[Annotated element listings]
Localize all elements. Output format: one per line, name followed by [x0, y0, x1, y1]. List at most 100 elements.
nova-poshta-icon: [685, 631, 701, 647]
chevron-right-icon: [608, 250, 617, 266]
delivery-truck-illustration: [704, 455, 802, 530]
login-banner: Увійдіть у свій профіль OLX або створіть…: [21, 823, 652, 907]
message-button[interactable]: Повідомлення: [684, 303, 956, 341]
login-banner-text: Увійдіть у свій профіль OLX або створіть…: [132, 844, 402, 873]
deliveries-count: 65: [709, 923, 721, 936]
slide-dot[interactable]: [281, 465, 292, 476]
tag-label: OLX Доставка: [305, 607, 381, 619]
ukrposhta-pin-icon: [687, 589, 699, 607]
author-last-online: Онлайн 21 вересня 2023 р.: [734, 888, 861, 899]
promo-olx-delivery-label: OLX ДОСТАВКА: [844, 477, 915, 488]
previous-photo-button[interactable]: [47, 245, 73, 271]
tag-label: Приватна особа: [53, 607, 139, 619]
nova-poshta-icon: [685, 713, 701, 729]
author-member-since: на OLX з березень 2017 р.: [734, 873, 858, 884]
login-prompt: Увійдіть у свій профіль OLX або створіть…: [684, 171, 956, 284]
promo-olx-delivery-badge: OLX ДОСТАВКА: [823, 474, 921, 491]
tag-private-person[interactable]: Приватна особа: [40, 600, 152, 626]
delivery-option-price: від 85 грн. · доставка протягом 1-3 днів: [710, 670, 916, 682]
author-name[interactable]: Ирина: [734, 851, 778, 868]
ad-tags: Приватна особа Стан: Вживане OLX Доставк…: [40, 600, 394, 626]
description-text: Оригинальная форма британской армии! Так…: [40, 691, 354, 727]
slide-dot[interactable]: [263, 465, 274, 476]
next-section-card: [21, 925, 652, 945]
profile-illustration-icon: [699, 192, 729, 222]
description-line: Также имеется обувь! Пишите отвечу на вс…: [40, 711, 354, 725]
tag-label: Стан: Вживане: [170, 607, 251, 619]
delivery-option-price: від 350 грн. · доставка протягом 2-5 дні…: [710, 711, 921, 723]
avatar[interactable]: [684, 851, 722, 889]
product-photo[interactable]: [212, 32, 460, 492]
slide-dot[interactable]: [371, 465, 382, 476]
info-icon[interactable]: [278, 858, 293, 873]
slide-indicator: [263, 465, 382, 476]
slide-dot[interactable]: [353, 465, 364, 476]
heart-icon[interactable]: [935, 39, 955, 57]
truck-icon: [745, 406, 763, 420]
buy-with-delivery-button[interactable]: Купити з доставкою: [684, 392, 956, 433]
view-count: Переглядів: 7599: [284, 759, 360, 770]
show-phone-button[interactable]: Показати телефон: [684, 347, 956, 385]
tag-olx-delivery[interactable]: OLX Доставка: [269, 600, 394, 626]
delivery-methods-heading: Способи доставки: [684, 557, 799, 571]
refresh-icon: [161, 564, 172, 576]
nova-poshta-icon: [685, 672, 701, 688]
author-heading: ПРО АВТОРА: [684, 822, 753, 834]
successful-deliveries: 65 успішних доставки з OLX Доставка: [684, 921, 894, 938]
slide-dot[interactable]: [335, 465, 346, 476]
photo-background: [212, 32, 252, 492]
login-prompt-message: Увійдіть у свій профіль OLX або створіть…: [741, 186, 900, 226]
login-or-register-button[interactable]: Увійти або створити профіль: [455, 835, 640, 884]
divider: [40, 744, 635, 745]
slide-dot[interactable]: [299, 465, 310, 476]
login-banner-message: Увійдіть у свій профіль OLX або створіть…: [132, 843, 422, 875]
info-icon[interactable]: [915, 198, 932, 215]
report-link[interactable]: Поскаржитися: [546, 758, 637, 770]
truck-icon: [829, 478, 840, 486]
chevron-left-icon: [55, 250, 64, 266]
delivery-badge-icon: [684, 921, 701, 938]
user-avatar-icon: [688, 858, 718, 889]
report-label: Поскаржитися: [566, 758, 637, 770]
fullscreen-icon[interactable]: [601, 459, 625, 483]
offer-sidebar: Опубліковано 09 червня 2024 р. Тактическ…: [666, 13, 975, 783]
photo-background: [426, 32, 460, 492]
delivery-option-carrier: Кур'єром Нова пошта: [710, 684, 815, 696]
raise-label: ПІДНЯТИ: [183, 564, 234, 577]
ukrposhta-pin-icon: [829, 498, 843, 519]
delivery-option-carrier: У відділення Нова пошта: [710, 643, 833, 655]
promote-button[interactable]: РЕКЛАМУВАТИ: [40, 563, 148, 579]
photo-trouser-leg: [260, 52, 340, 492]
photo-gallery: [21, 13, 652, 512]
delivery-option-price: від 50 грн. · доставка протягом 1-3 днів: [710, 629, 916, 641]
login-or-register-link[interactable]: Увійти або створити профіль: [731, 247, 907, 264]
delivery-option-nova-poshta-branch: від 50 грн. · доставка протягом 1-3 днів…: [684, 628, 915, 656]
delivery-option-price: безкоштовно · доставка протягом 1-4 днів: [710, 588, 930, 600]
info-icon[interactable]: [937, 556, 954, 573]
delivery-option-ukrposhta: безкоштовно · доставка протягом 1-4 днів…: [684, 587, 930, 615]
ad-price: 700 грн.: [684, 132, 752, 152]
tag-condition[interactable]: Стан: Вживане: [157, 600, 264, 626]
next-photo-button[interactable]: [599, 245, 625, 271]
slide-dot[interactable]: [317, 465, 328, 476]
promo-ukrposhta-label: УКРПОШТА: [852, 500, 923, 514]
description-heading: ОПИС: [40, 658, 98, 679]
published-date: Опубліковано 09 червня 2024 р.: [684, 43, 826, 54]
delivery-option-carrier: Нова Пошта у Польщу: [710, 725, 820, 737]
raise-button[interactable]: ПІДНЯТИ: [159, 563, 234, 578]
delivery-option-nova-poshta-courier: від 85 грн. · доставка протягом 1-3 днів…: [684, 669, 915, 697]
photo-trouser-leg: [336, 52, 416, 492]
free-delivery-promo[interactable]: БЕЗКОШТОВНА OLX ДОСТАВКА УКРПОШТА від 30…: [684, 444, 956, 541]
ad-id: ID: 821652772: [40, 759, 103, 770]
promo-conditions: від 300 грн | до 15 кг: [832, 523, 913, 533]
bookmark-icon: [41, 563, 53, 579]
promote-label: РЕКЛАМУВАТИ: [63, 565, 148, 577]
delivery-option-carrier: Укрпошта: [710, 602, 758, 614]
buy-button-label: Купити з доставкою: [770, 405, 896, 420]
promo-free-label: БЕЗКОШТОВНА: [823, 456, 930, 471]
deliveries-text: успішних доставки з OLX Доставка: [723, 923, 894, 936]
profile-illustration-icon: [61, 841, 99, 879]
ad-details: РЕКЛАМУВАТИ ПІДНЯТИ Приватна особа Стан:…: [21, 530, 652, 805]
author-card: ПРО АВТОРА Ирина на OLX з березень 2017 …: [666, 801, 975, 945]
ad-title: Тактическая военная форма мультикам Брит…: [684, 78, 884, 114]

> [STATED TASK] Rewrite the records above with "Localize" replaced by "Locate" wherever it occurs, keeping every other part unchanged.

> [WRITTEN SOLUTION]
Locate all elements. Output format: one per line, name followed by [x0, y0, x1, y1]. List at most 100 elements.
nova-poshta-icon: [685, 631, 701, 647]
chevron-right-icon: [608, 250, 617, 266]
delivery-truck-illustration: [704, 455, 802, 530]
login-banner: Увійдіть у свій профіль OLX або створіть…: [21, 823, 652, 907]
message-button[interactable]: Повідомлення: [684, 303, 956, 341]
login-banner-text: Увійдіть у свій профіль OLX або створіть…: [132, 844, 402, 873]
deliveries-count: 65: [709, 923, 721, 936]
slide-dot[interactable]: [281, 465, 292, 476]
tag-label: OLX Доставка: [305, 607, 381, 619]
ukrposhta-pin-icon: [687, 589, 699, 607]
author-last-online: Онлайн 21 вересня 2023 р.: [734, 888, 861, 899]
promo-olx-delivery-label: OLX ДОСТАВКА: [844, 477, 915, 488]
previous-photo-button[interactable]: [47, 245, 73, 271]
tag-label: Приватна особа: [53, 607, 139, 619]
nova-poshta-icon: [685, 713, 701, 729]
author-member-since: на OLX з березень 2017 р.: [734, 873, 858, 884]
login-prompt: Увійдіть у свій профіль OLX або створіть…: [684, 171, 956, 284]
promo-olx-delivery-badge: OLX ДОСТАВКА: [823, 474, 921, 491]
tag-private-person[interactable]: Приватна особа: [40, 600, 152, 626]
delivery-option-price: від 85 грн. · доставка протягом 1-3 днів: [710, 670, 916, 682]
author-name[interactable]: Ирина: [734, 851, 778, 868]
ad-tags: Приватна особа Стан: Вживане OLX Доставк…: [40, 600, 394, 626]
description-text: Оригинальная форма британской армии! Так…: [40, 691, 354, 727]
slide-dot[interactable]: [263, 465, 274, 476]
next-section-card: [21, 925, 652, 945]
profile-illustration-icon: [699, 192, 729, 222]
description-line: Также имеется обувь! Пишите отвечу на вс…: [40, 711, 354, 725]
tag-label: Стан: Вживане: [170, 607, 251, 619]
delivery-option-price: від 350 грн. · доставка протягом 2-5 дні…: [710, 711, 921, 723]
avatar[interactable]: [684, 851, 722, 889]
product-photo[interactable]: [212, 32, 460, 492]
slide-dot[interactable]: [371, 465, 382, 476]
info-icon[interactable]: [278, 858, 293, 873]
slide-indicator: [263, 465, 382, 476]
slide-dot[interactable]: [353, 465, 364, 476]
heart-icon[interactable]: [935, 39, 955, 57]
truck-icon: [745, 406, 763, 420]
buy-with-delivery-button[interactable]: Купити з доставкою: [684, 392, 956, 433]
view-count: Переглядів: 7599: [284, 759, 360, 770]
show-phone-button[interactable]: Показати телефон: [684, 347, 956, 385]
tag-olx-delivery[interactable]: OLX Доставка: [269, 600, 394, 626]
delivery-methods-heading: Способи доставки: [684, 557, 799, 571]
refresh-icon: [161, 564, 172, 576]
nova-poshta-icon: [685, 672, 701, 688]
author-heading: ПРО АВТОРА: [684, 822, 753, 834]
successful-deliveries: 65 успішних доставки з OLX Доставка: [684, 921, 894, 938]
slide-dot[interactable]: [335, 465, 346, 476]
photo-background: [212, 32, 252, 492]
login-prompt-message: Увійдіть у свій профіль OLX або створіть…: [741, 186, 900, 226]
login-or-register-button[interactable]: Увійти або створити профіль: [455, 835, 640, 884]
divider: [40, 744, 635, 745]
slide-dot[interactable]: [299, 465, 310, 476]
login-banner-message: Увійдіть у свій профіль OLX або створіть…: [132, 843, 422, 875]
info-icon[interactable]: [915, 198, 932, 215]
report-link[interactable]: Поскаржитися: [546, 758, 637, 770]
truck-icon: [829, 478, 840, 486]
chevron-left-icon: [55, 250, 64, 266]
delivery-badge-icon: [684, 921, 701, 938]
user-avatar-icon: [688, 858, 718, 889]
report-label: Поскаржитися: [566, 758, 637, 770]
fullscreen-icon[interactable]: [601, 459, 625, 483]
offer-sidebar: Опубліковано 09 червня 2024 р. Тактическ…: [666, 13, 975, 783]
photo-background: [426, 32, 460, 492]
delivery-option-carrier: Кур'єром Нова пошта: [710, 684, 815, 696]
raise-label: ПІДНЯТИ: [183, 564, 234, 577]
ukrposhta-pin-icon: [829, 498, 843, 519]
delivery-option-carrier: У відділення Нова пошта: [710, 643, 833, 655]
promote-button[interactable]: РЕКЛАМУВАТИ: [40, 563, 148, 579]
photo-trouser-leg: [260, 52, 340, 492]
photo-gallery: [21, 13, 652, 512]
delivery-option-price: від 50 грн. · доставка протягом 1-3 днів: [710, 629, 916, 641]
login-or-register-link[interactable]: Увійти або створити профіль: [731, 247, 907, 264]
delivery-option-nova-poshta-branch: від 50 грн. · доставка протягом 1-3 днів…: [684, 628, 915, 656]
delivery-option-price: безкоштовно · доставка протягом 1-4 днів: [710, 588, 930, 600]
info-icon[interactable]: [937, 556, 954, 573]
delivery-option-ukrposhta: безкоштовно · доставка протягом 1-4 днів…: [684, 587, 930, 615]
ad-price: 700 грн.: [684, 132, 752, 152]
tag-condition[interactable]: Стан: Вживане: [157, 600, 264, 626]
next-photo-button[interactable]: [599, 245, 625, 271]
slide-dot[interactable]: [317, 465, 328, 476]
promo-ukrposhta-label: УКРПОШТА: [852, 500, 923, 514]
description-heading: ОПИС: [40, 658, 98, 679]
published-date: Опубліковано 09 червня 2024 р.: [684, 43, 826, 54]
delivery-option-carrier: Нова Пошта у Польщу: [710, 725, 820, 737]
raise-button[interactable]: ПІДНЯТИ: [159, 563, 234, 578]
delivery-option-nova-poshta-courier: від 85 грн. · доставка протягом 1-3 днів…: [684, 669, 915, 697]
photo-trouser-leg: [336, 52, 416, 492]
free-delivery-promo[interactable]: БЕЗКОШТОВНА OLX ДОСТАВКА УКРПОШТА від 30…: [684, 444, 956, 541]
ad-id: ID: 821652772: [40, 759, 103, 770]
promo-conditions: від 300 грн | до 15 кг: [832, 523, 913, 533]
bookmark-icon: [41, 563, 53, 579]
promote-label: РЕКЛАМУВАТИ: [63, 565, 148, 577]
delivery-option-carrier: Укрпошта: [710, 602, 758, 614]
buy-button-label: Купити з доставкою: [770, 405, 896, 420]
promo-free-label: БЕЗКОШТОВНА: [823, 456, 930, 471]
deliveries-text: успішних доставки з OLX Доставка: [723, 923, 894, 936]
profile-illustration-icon: [61, 841, 99, 879]
ad-details: РЕКЛАМУВАТИ ПІДНЯТИ Приватна особа Стан:…: [21, 530, 652, 805]
author-card: ПРО АВТОРА Ирина на OLX з березень 2017 …: [666, 801, 975, 945]
ad-title: Тактическая военная форма мультикам Брит…: [684, 78, 884, 114]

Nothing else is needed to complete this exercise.